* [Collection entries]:
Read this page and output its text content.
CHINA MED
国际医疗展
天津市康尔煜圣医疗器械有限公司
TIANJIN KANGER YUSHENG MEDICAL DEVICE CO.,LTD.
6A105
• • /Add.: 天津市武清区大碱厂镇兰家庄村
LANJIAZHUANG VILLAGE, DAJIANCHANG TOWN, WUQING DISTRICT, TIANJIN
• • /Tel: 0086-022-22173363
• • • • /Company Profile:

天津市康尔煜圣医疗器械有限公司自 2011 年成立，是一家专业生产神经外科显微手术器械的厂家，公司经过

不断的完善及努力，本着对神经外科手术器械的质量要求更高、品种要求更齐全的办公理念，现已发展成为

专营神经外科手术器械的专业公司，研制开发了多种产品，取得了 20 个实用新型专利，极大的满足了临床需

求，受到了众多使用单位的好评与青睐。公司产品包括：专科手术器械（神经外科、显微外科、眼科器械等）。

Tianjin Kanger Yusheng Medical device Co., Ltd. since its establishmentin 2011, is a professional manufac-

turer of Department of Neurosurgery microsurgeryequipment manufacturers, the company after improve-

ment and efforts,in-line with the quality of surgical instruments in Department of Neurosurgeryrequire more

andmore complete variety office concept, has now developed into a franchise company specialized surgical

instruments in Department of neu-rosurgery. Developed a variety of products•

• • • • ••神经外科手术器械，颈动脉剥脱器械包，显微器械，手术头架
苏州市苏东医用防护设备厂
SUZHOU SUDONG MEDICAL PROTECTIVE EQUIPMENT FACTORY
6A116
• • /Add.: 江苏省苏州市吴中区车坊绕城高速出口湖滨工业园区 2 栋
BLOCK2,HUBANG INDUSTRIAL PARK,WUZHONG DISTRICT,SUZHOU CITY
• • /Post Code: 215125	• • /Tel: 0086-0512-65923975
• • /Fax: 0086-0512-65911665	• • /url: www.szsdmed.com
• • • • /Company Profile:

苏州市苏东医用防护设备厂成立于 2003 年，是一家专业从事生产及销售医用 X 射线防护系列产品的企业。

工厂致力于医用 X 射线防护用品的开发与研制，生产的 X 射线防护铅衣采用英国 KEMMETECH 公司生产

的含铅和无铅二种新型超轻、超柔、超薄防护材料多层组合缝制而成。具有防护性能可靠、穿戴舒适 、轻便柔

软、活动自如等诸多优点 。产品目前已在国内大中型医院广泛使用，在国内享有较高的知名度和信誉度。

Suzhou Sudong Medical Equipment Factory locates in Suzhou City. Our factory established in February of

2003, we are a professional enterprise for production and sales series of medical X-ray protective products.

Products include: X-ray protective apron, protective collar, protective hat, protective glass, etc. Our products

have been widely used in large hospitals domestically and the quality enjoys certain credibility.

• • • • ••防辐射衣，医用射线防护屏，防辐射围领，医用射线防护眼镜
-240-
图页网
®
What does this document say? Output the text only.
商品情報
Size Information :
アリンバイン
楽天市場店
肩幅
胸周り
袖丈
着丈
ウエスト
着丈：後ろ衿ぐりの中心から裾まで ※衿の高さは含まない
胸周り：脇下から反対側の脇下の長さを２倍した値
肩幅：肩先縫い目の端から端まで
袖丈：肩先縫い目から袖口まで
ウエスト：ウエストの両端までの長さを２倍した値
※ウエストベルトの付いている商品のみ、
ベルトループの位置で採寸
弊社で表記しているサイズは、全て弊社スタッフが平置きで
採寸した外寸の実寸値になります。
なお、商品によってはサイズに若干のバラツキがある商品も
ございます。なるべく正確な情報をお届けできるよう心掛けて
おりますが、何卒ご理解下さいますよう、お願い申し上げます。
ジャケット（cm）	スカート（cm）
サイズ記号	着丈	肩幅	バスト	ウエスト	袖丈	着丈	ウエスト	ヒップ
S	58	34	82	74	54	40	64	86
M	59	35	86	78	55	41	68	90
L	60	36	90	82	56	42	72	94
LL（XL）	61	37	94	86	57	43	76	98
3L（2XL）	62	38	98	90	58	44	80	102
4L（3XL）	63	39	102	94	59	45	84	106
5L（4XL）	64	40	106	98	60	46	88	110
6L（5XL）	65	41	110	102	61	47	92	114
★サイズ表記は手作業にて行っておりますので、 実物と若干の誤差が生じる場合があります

* [WHAT IS NEEDED]:
Extract each line holding the string "Department".

* [WORKED SOLUTION]:
turer of Department of Neurosurgery microsurgeryequipment manufacturers, the company after improve-
ment and efforts,in-line with the quality of surgical instruments in Department of Neurosurgeryrequire more
instruments in Department of neu-rosurgery. Developed a variety of products•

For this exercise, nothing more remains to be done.